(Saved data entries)
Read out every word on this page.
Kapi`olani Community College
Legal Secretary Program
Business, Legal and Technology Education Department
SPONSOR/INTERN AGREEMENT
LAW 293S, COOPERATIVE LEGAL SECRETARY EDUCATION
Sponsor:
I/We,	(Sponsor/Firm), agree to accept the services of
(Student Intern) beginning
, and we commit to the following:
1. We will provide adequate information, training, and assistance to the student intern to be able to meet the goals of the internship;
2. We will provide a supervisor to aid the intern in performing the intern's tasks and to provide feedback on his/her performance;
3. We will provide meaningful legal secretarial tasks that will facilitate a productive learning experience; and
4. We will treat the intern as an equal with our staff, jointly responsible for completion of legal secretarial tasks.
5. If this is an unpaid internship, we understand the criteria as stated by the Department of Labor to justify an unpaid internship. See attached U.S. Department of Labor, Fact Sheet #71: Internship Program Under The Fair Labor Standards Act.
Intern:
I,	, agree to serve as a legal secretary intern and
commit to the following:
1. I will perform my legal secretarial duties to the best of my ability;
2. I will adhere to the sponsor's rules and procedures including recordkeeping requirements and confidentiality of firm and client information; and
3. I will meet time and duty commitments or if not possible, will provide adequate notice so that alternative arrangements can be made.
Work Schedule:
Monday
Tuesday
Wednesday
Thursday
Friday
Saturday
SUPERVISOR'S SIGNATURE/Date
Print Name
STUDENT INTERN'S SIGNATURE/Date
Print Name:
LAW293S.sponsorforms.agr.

WHAT IS NEEDED: Repeat all of the records above exactly as they appear.

RESPONSE BELOW:
Read out every word on this page.
Kapi`olani Community College
Legal Secretary Program
Business, Legal and Technology Education Department
SPONSOR/INTERN AGREEMENT
LAW 293S, COOPERATIVE LEGAL SECRETARY EDUCATION
Sponsor:
I/We,	(Sponsor/Firm), agree to accept the services of
(Student Intern) beginning
, and we commit to the following:
1. We will provide adequate information, training, and assistance to the student intern to be able to meet the goals of the internship;
2. We will provide a supervisor to aid the intern in performing the intern's tasks and to provide feedback on his/her performance;
3. We will provide meaningful legal secretarial tasks that will facilitate a productive learning experience; and
4. We will treat the intern as an equal with our staff, jointly responsible for completion of legal secretarial tasks.
5. If this is an unpaid internship, we understand the criteria as stated by the Department of Labor to justify an unpaid internship. See attached U.S. Department of Labor, Fact Sheet #71: Internship Program Under The Fair Labor Standards Act.
Intern:
I,	, agree to serve as a legal secretary intern and
commit to the following:
1. I will perform my legal secretarial duties to the best of my ability;
2. I will adhere to the sponsor's rules and procedures including recordkeeping requirements and confidentiality of firm and client information; and
3. I will meet time and duty commitments or if not possible, will provide adequate notice so that alternative arrangements can be made.
Work Schedule:
Monday
Tuesday
Wednesday
Thursday
Friday
Saturday
SUPERVISOR'S SIGNATURE/Date
Print Name
STUDENT INTERN'S SIGNATURE/Date
Print Name:
LAW293S.sponsorforms.agr.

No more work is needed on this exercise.